== Do this ==
Search the records for the word "JSON" and report each line that has it.

[Stored dataset items]
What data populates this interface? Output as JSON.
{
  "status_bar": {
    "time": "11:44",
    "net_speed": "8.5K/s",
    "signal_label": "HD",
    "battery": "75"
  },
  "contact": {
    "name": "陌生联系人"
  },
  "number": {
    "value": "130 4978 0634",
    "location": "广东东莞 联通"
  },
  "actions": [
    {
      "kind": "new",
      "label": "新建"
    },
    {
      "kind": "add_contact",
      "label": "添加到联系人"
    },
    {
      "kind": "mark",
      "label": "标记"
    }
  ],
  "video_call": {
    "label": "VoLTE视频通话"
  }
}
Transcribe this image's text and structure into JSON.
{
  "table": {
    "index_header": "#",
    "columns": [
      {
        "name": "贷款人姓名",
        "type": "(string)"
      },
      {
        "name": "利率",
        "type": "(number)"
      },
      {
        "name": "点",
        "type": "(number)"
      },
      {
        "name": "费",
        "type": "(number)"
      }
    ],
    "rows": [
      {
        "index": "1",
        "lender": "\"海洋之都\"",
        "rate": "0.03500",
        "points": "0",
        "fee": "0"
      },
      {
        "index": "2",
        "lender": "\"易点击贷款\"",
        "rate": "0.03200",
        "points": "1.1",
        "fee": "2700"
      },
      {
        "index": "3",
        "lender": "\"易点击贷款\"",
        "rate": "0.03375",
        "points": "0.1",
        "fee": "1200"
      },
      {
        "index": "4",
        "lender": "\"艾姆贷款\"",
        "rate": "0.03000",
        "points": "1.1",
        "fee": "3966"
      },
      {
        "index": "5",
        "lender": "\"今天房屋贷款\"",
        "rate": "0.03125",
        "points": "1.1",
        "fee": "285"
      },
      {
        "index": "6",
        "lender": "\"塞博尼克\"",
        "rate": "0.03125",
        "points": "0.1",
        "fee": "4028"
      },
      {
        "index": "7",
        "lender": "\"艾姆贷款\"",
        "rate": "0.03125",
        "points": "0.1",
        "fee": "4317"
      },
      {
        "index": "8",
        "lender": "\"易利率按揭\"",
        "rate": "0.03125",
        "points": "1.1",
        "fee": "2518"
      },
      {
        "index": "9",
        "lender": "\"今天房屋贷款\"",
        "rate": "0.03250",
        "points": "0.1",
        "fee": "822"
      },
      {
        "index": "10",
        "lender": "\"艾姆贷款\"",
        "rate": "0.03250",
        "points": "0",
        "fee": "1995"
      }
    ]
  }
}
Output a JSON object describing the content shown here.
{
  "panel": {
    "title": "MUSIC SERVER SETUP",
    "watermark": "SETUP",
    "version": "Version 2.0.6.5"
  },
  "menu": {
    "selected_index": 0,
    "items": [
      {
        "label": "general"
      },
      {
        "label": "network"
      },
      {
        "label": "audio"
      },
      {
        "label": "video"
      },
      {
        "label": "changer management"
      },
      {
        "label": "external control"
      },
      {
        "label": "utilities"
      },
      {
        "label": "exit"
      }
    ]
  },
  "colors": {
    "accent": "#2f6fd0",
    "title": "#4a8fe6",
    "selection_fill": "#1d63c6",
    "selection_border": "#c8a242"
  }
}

== Response ==
What data populates this interface? Output as JSON.
Transcribe this image's text and structure into JSON.
Output a JSON object describing the content shown here.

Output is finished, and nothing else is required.